Task directions: Set down every entry word for word. Omit the pictures.

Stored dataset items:

** START **

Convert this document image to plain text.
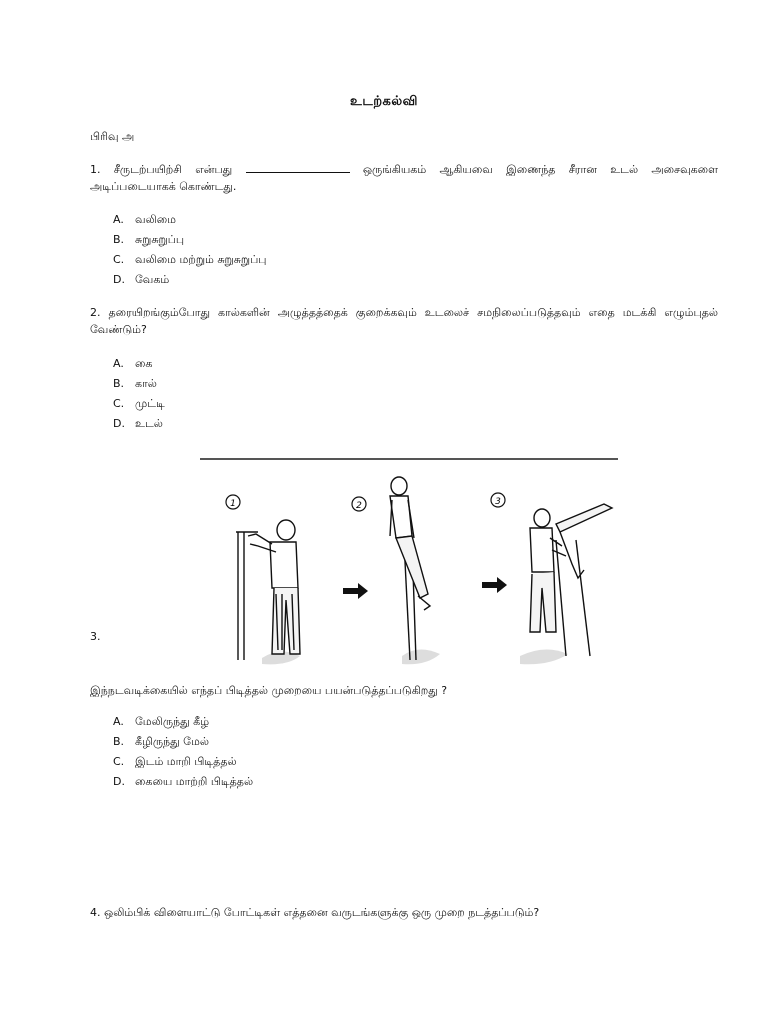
உடற்கல்வி
பிரிவு அ
1. சீருடற்பயிற்சி என்பது	ஒருங்கியகம் ஆகியவை இணைந்த சீரான உடல் அசைவுகளை அடிப்படையாகக் கொண்டது.
A. வலிமை
B. சுறுசுறுப்பு
C. வலிமை மற்றும் சுறுசுறுப்பு
D. வேகம்
2. தரையிறங்கும்போது கால்களின் அழுத்தத்தைக் குறைக்கவும் உடலைச் சமநிலைப்படுத்தவும் எதை மடக்கி எழும்புதல் வேண்டும்?
A. கை
B. கால்
C. முட்டி
D. உடல்
3.
1	2	3
இந்நடவடிக்கையில் எந்தப் பிடித்தல் முறையை பயன்படுத்தப்படுகிறது ?
A. மேலிருந்து கீழ்
B. கீழிருந்து மேல்
C. இடம் மாறி பிடித்தல்
D. கையை மாற்றி பிடித்தல்
4. ஒலிம்பிக் விளையாட்டு போட்டிகள் எத்தனை வருடங்களுக்கு ஒரு முறை நடத்தப்படும்?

** END **

Answer below:
Convert this document image to plain text.
உடற்கல்வி
பிரிவு அ
1. சீருடற்பயிற்சி என்பது	ஒருங்கியகம் ஆகியவை இணைந்த சீரான உடல் அசைவுகளை அடிப்படையாகக் கொண்டது.
A. வலிமை
B. சுறுசுறுப்பு
C. வலிமை மற்றும் சுறுசுறுப்பு
D. வேகம்
2. தரையிறங்கும்போது கால்களின் அழுத்தத்தைக் குறைக்கவும் உடலைச் சமநிலைப்படுத்தவும் எதை மடக்கி எழும்புதல் வேண்டும்?
A. கை
B. கால்
C. முட்டி
D. உடல்
3.
1	2	3
இந்நடவடிக்கையில் எந்தப் பிடித்தல் முறையை பயன்படுத்தப்படுகிறது ?
A. மேலிருந்து கீழ்
B. கீழிருந்து மேல்
C. இடம் மாறி பிடித்தல்
D. கையை மாற்றி பிடித்தல்
4. ஒலிம்பிக் விளையாட்டு போட்டிகள் எத்தனை வருடங்களுக்கு ஒரு முறை நடத்தப்படும்?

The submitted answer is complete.